[Stored data]
::::::

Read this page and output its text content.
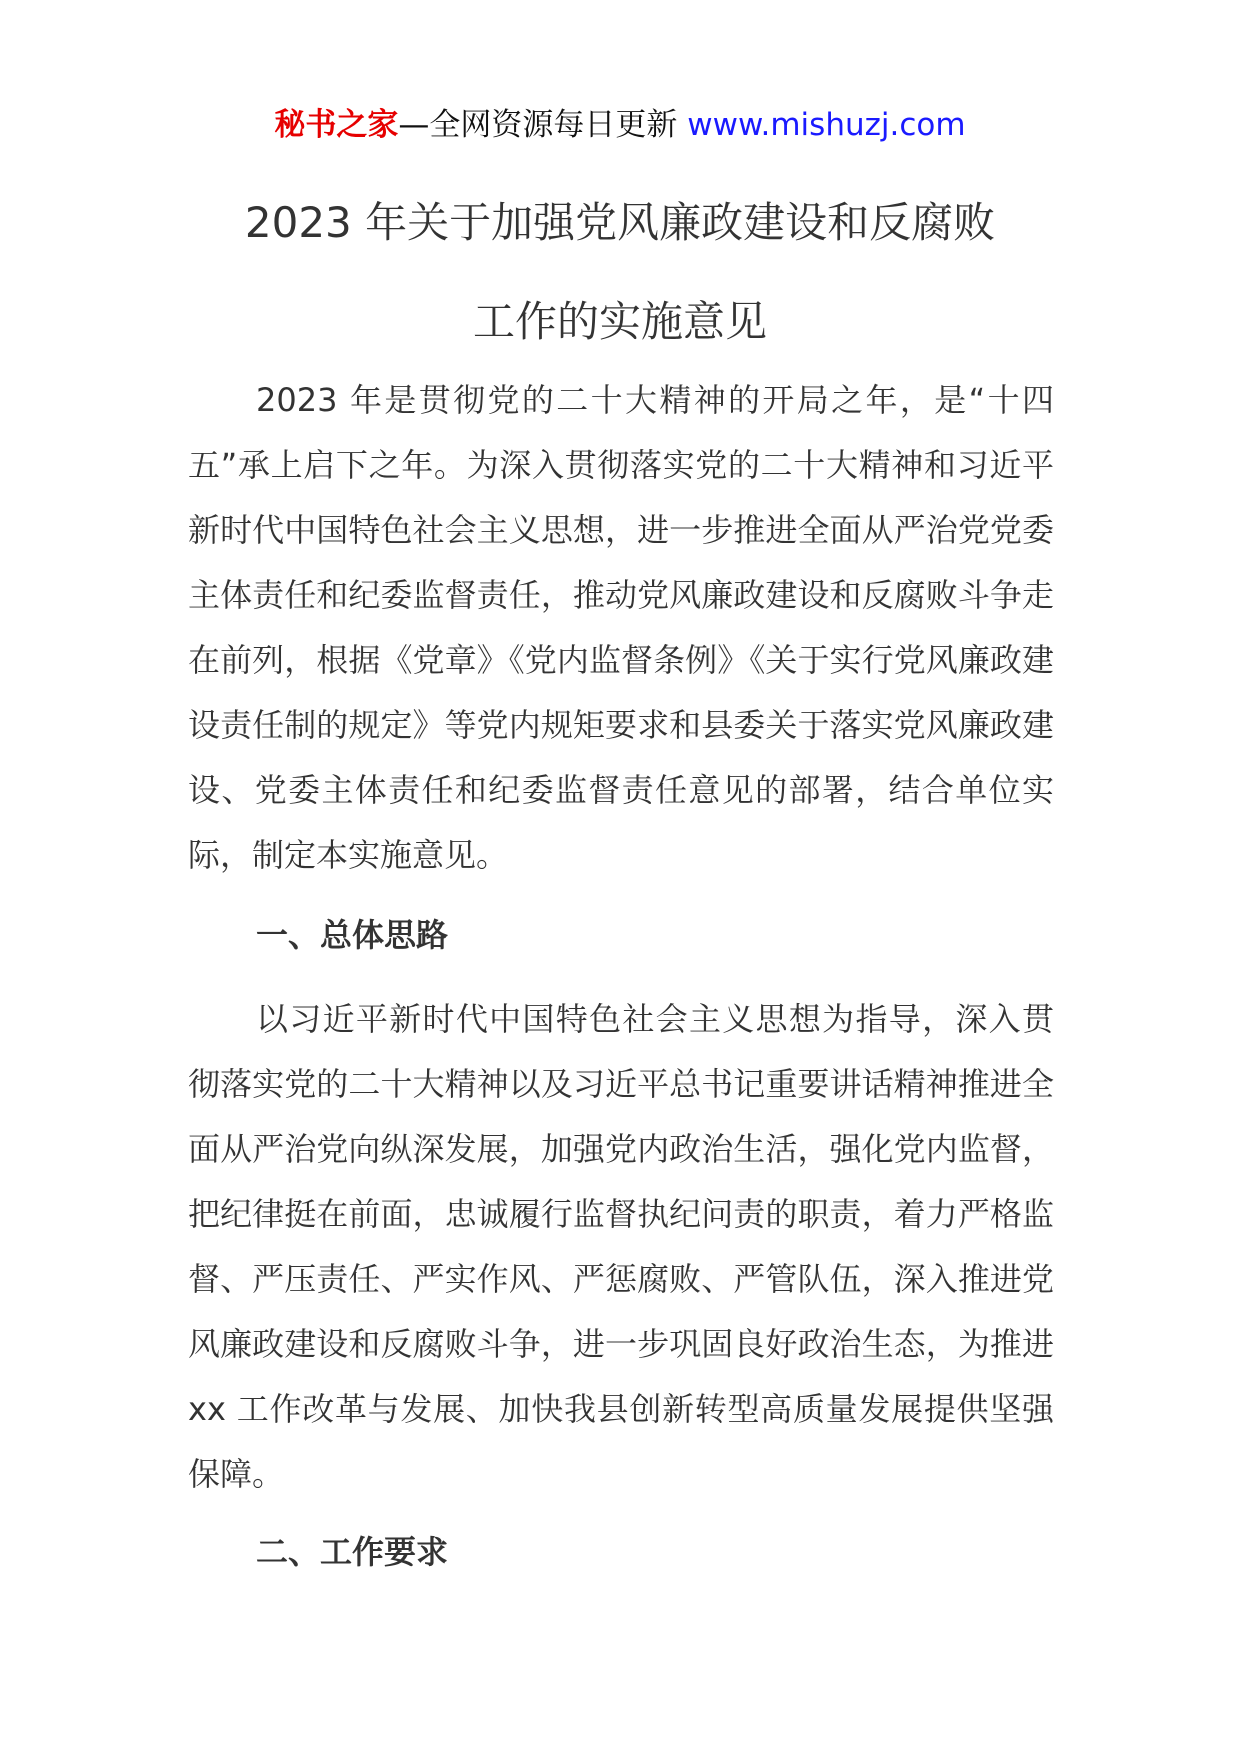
秘书之家—全网资源每日更新 www.mishuzj.com
2023 年关于加强党风廉政建设和反腐败
工作的实施意见

2023 年是贯彻党的二十大精神的开局之年，是“十四五”承上启下之年。为深入贯彻落实党的二十大精神和习近平新时代中国特色社会主义思想，进一步推进全面从严治党党委主体责任和纪委监督责任，推动党风廉政建设和反腐败斗争走在前列，根据《党章》《党内监督条例》《关于实行党风廉政建设责任制的规定》等党内规矩要求和县委关于落实党风廉政建设、党委主体责任和纪委监督责任意见的部署，结合单位实际，制定本实施意见。

一、总体思路

以习近平新时代中国特色社会主义思想为指导，深入贯彻落实党的二十大精神以及习近平总书记重要讲话精神推进全面从严治党向纵深发展，加强党内政治生活，强化党内监督，把纪律挺在前面，忠诚履行监督执纪问责的职责，着力严格监督、严压责任、严实作风、严惩腐败、严管队伍，深入推进党风廉政建设和反腐败斗争，进一步巩固良好政治生态，为推进 xx 工作改革与发展、加快我县创新转型高质量发展提供坚强保障。

二、工作要求
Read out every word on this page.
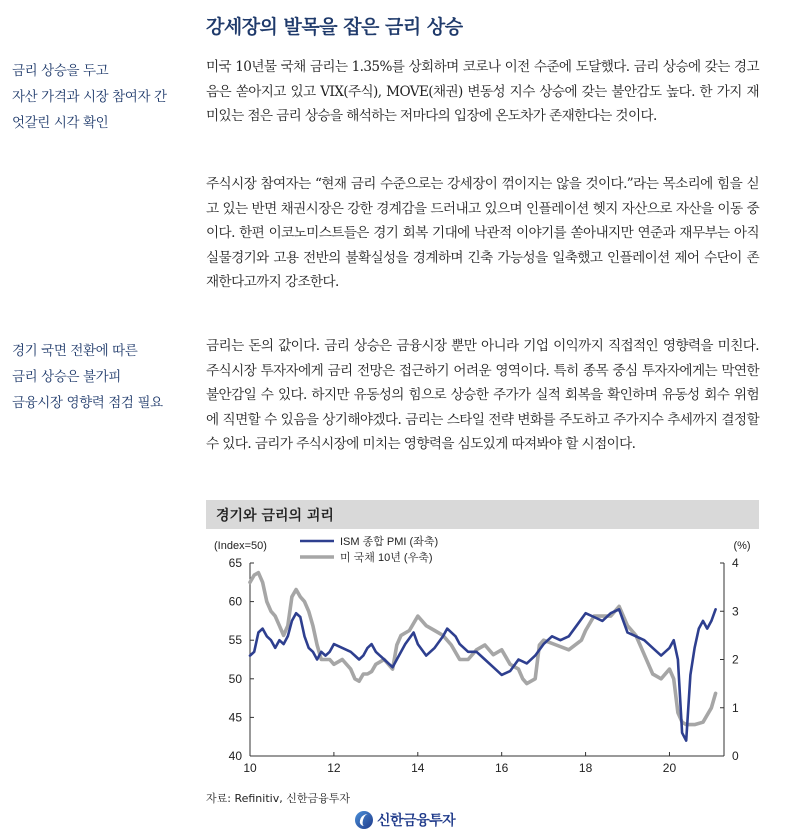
강세장의 발목을 잡은 금리 상승
금리 상승을 두고
자산 가격과 시장 참여자 간
엇갈린 시각 확인
경기 국면 전환에 따른
금리 상승은 불가피
금융시장 영향력 점검 필요

미국 10년물 국채 금리는 1.35%를 상회하며 코로나 이전 수준에 도달했다. 금리 상승에 갖는 경고음은 쏟아지고 있고 VIX(주식), MOVE(채권) 변동성 지수 상승에 갖는 불안감도 높다. 한 가지 재미있는 점은 금리 상승을 해석하는 저마다의 입장에 온도차가 존재한다는 것이다.

주식시장 참여자는 “현재 금리 수준으로는 강세장이 꺾이지는 않을 것이다.”라는 목소리에 힘을 싣고 있는 반면 채권시장은 강한 경계감을 드러내고 있으며 인플레이션 헷지 자산으로 자산을 이동 중이다. 한편 이코노미스트들은 경기 회복 기대에 낙관적 이야기를 쏟아내지만 연준과 재무부는 아직 실물경기와 고용 전반의 불확실성을 경계하며 긴축 가능성을 일축했고 인플레이션 제어 수단이 존재한다고까지 강조한다.

금리는 돈의 값이다. 금리 상승은 금융시장 뿐만 아니라 기업 이익까지 직접적인 영향력을 미친다. 주식시장 투자자에게 금리 전망은 접근하기 어려운 영역이다. 특히 종목 중심 투자자에게는 막연한 불안감일 수 있다. 하지만 유동성의 힘으로 상승한 주가가 실적 회복을 확인하며 유동성 회수 위험에 직면할 수 있음을 상기해야겠다. 금리는 스타일 전략 변화를 주도하고 주가지수 추세까지 결정할 수 있다. 금리가 주식시장에 미치는 영향력을 심도있게 따져봐야 할 시점이다.

경기와 금리의 괴리
40
45
50
55
60
65
0
1
2
3
4
10	12	14	16	18	20
(Index=50)	(%)
ISM 종합 PMI (좌축)
미 국채 10년 (우축)
자료: Refinitiv, 신한금융투자
신한금융투자
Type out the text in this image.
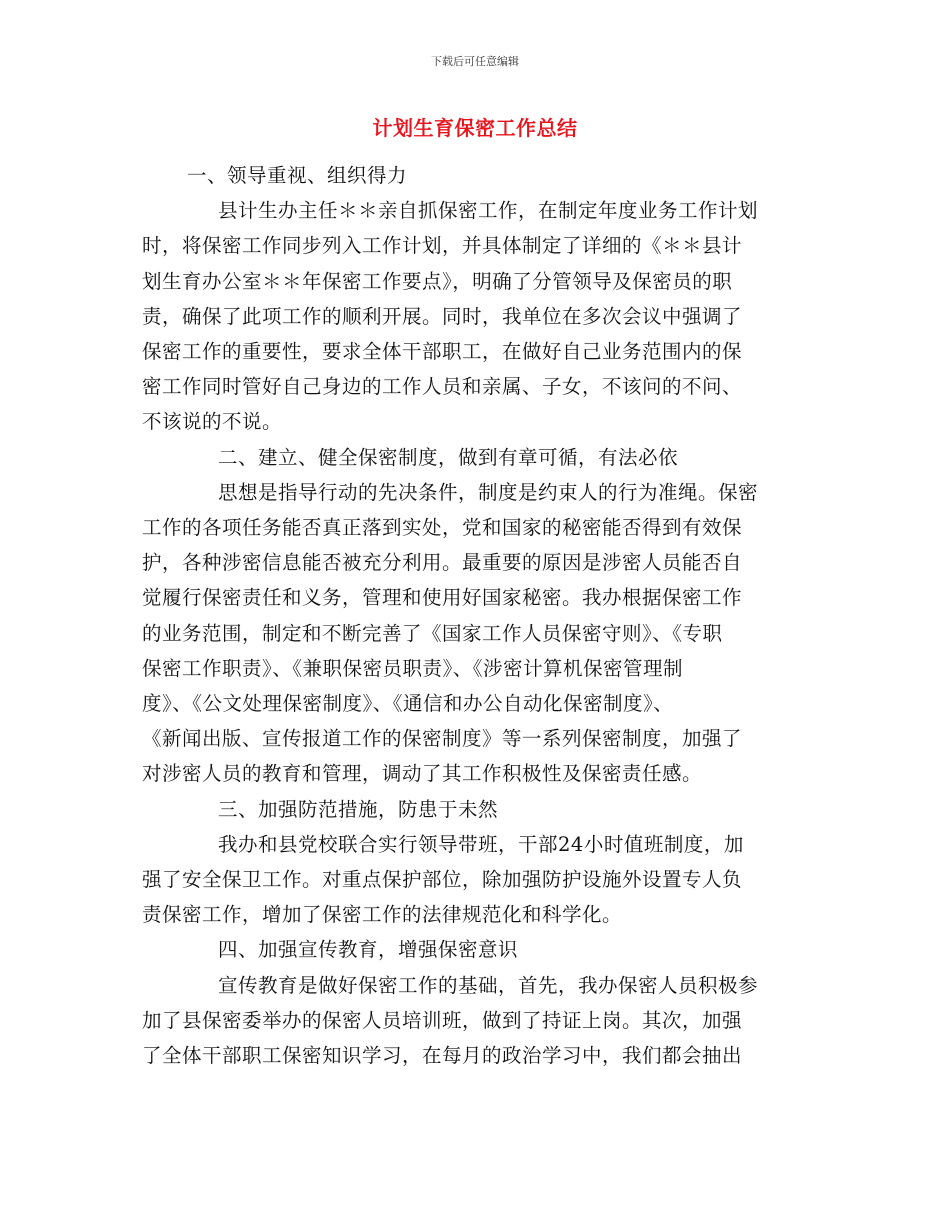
下载后可任意编辑
计划生育保密工作总结
一、领导重视、组织得力
县计生办主任＊＊亲自抓保密工作，在制定年度业务工作计划
时，将保密工作同步列入工作计划，并具体制定了详细的《＊＊县计
划生育办公室＊＊年保密工作要点》，明确了分管领导及保密员的职
责，确保了此项工作的顺利开展。同时，我单位在多次会议中强调了
保密工作的重要性，要求全体干部职工，在做好自己业务范围内的保
密工作同时管好自己身边的工作人员和亲属、子女，不该问的不问、
不该说的不说。
二、建立、健全保密制度，做到有章可循，有法必依
思想是指导行动的先决条件，制度是约束人的行为准绳。保密
工作的各项任务能否真正落到实处，党和国家的秘密能否得到有效保
护，各种涉密信息能否被充分利用。最重要的原因是涉密人员能否自
觉履行保密责任和义务，管理和使用好国家秘密。我办根据保密工作
的业务范围，制定和不断完善了《国家工作人员保密守则》、《专职
保密工作职责》、《兼职保密员职责》、《涉密计算机保密管理制
度》、《公文处理保密制度》、《通信和办公自动化保密制度》、
《新闻出版、宣传报道工作的保密制度》等一系列保密制度，加强了
对涉密人员的教育和管理，调动了其工作积极性及保密责任感。
三、加强防范措施，防患于未然
我办和县党校联合实行领导带班，干部24小时值班制度，加
强了安全保卫工作。对重点保护部位，除加强防护设施外设置专人负
责保密工作，增加了保密工作的法律规范化和科学化。
四、加强宣传教育，增强保密意识
宣传教育是做好保密工作的基础，首先，我办保密人员积极参
加了县保密委举办的保密人员培训班，做到了持证上岗。其次，加强
了全体干部职工保密知识学习，在每月的政治学习中，我们都会抽出
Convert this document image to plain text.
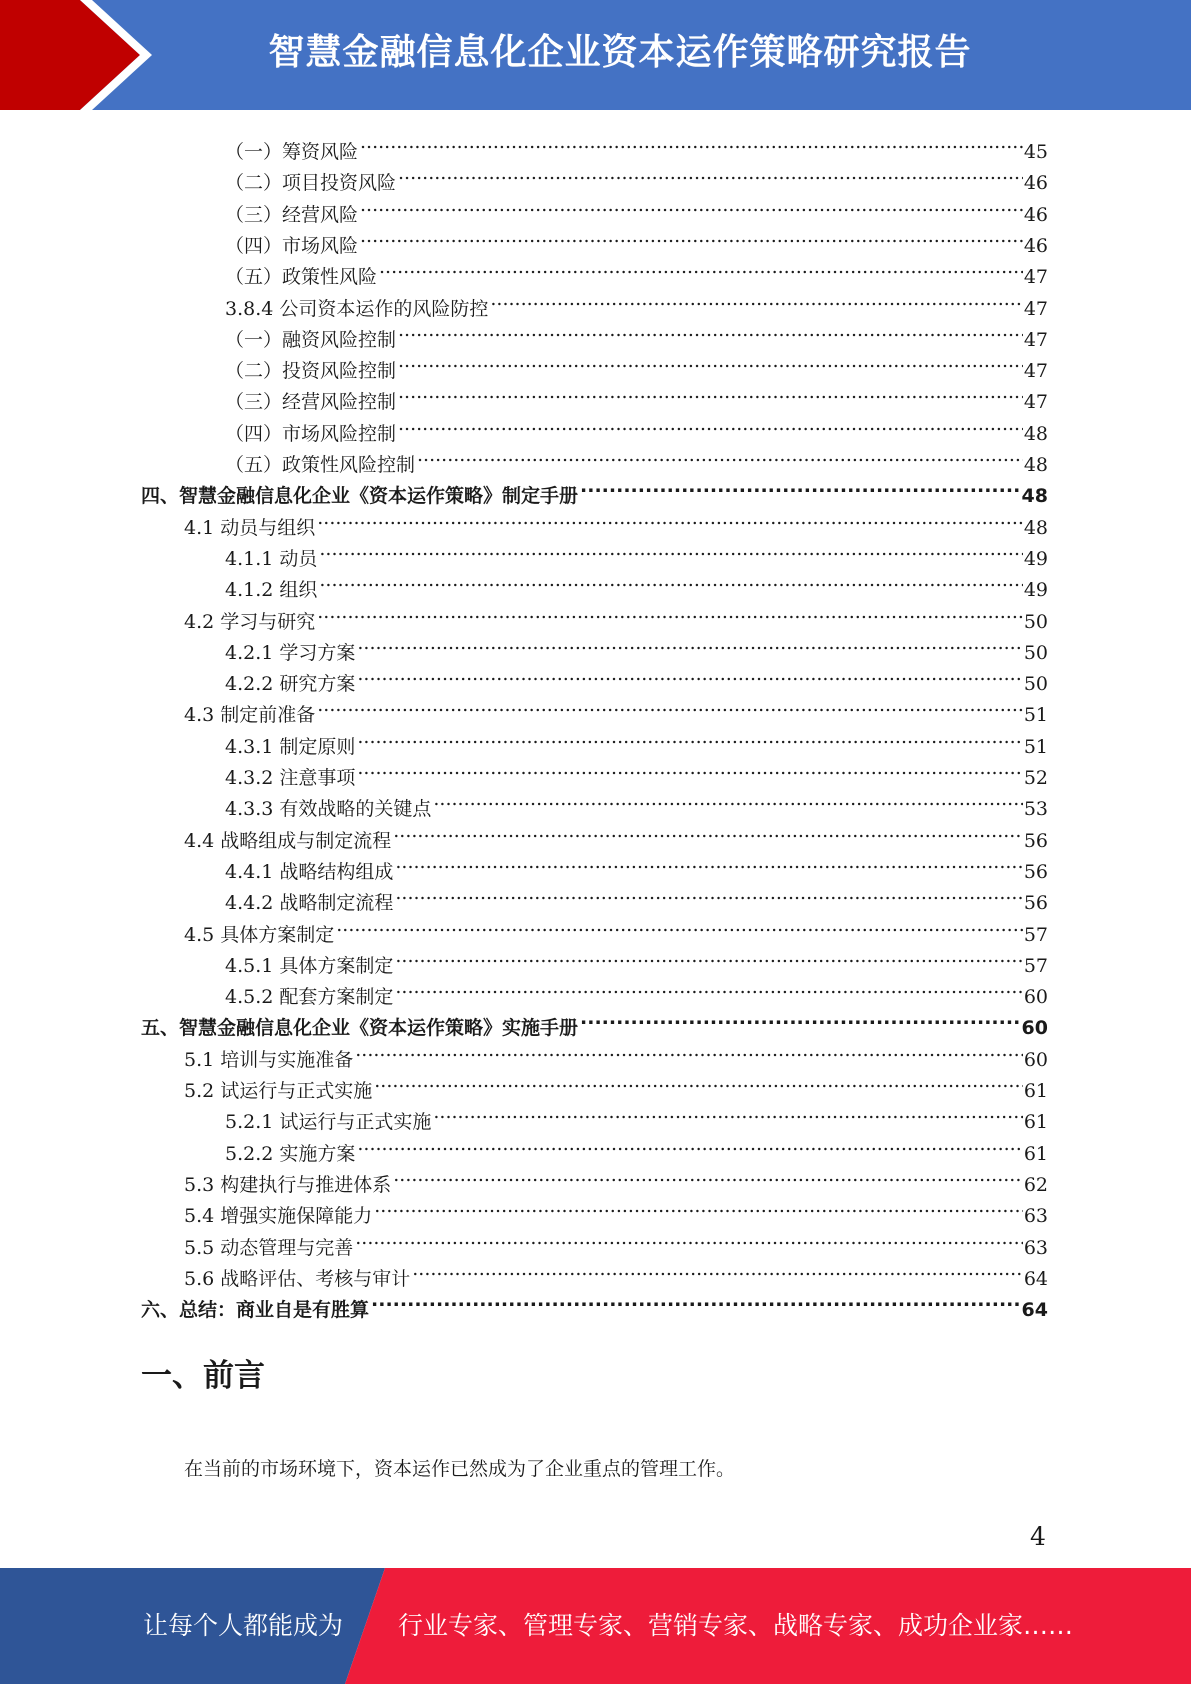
智慧金融信息化企业资本运作策略研究报告
（一）筹资风险 .....	45
（二）项目投资风险 .....	46
（三）经营风险 .....	46
（四）市场风险 .....	46
（五）政策性风险 .....	47
3.8.4 公司资本运作的风险防控 .....	47
（一）融资风险控制 .....	47
（二）投资风险控制 .....	47
（三）经营风险控制 .....	47
（四）市场风险控制 .....	48
（五）政策性风险控制 .....	48
四、智慧金融信息化企业《资本运作策略》制定手册 .....	48
4.1 动员与组织 .....	48
4.1.1 动员 .....	49
4.1.2 组织 .....	49
4.2 学习与研究 .....	50
4.2.1 学习方案 .....	50
4.2.2 研究方案 .....	50
4.3 制定前准备 .....	51
4.3.1 制定原则 .....	51
4.3.2 注意事项 .....	52
4.3.3 有效战略的关键点 .....	53
4.4 战略组成与制定流程 .....	56
4.4.1 战略结构组成 .....	56
4.4.2 战略制定流程 .....	56
4.5 具体方案制定 .....	57
4.5.1 具体方案制定 .....	57
4.5.2 配套方案制定 .....	60
五、智慧金融信息化企业《资本运作策略》实施手册 .....	60
5.1 培训与实施准备 .....	60
5.2 试运行与正式实施 .....	61
5.2.1 试运行与正式实施 .....	61
5.2.2 实施方案 .....	61
5.3 构建执行与推进体系 .....	62
5.4 增强实施保障能力 .....	63
5.5 动态管理与完善 .....	63
5.6 战略评估、考核与审计 .....	64
六、总结：商业自是有胜算 .....	64
一、前言
在当前的市场环境下，资本运作已然成为了企业重点的管理工作。
4
让每个人都能成为 行业专家、管理专家、营销专家、战略专家、成功企业家……
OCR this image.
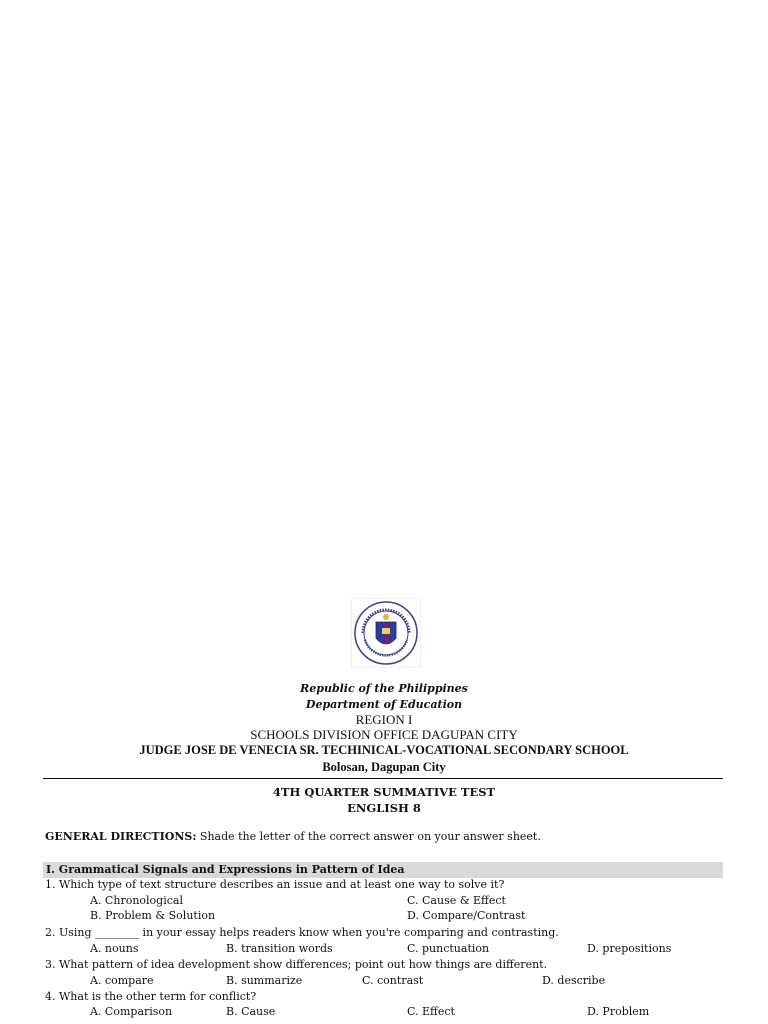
Republic of the Philippines
Department of Education
REGION I
SCHOOLS DIVISION OFFICE DAGUPAN CITY
JUDGE JOSE DE VENECIA SR. TECHINICAL-VOCATIONAL SECONDARY SCHOOL
Bolosan, Dagupan City
4TH QUARTER SUMMATIVE TEST
ENGLISH 8
GENERAL DIRECTIONS: Shade the letter of the correct answer on your answer sheet.
I. Grammatical Signals and Expressions in Pattern of Idea
1. Which type of text structure describes an issue and at least one way to solve it?
A. Chronological	C. Cause & Effect
B. Problem & Solution	D. Compare/Contrast
2. Using ________ in your essay helps readers know when you're comparing and contrasting.
A. nouns	B. transition words	C. punctuation	D. prepositions
3. What pattern of idea development show differences; point out how things are different.
A. compare	B. summarize	C. contrast	D. describe
4. What is the other term for conflict?
A. Comparison	B. Cause	C. Effect	D. Problem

::::::

### Description of the task
From the line containing "OCR this image." down to the last line of the data, print every line exactly and nothing else. Pictures stay out of the copy.

### The solution
OCR this image.
Republic of the Philippines
Department of Education
REGION I
SCHOOLS DIVISION OFFICE DAGUPAN CITY
JUDGE JOSE DE VENECIA SR. TECHINICAL-VOCATIONAL SECONDARY SCHOOL
Bolosan, Dagupan City
4TH QUARTER SUMMATIVE TEST
ENGLISH 8
GENERAL DIRECTIONS: Shade the letter of the correct answer on your answer sheet.
I. Grammatical Signals and Expressions in Pattern of Idea
1. Which type of text structure describes an issue and at least one way to solve it?
A. Chronological	C. Cause & Effect
B. Problem & Solution	D. Compare/Contrast
2. Using ________ in your essay helps readers know when you're comparing and contrasting.
A. nouns	B. transition words	C. punctuation	D. prepositions
3. What pattern of idea development show differences; point out how things are different.
A. compare	B. summarize	C. contrast	D. describe
4. What is the other term for conflict?
A. Comparison	B. Cause	C. Effect	D. Problem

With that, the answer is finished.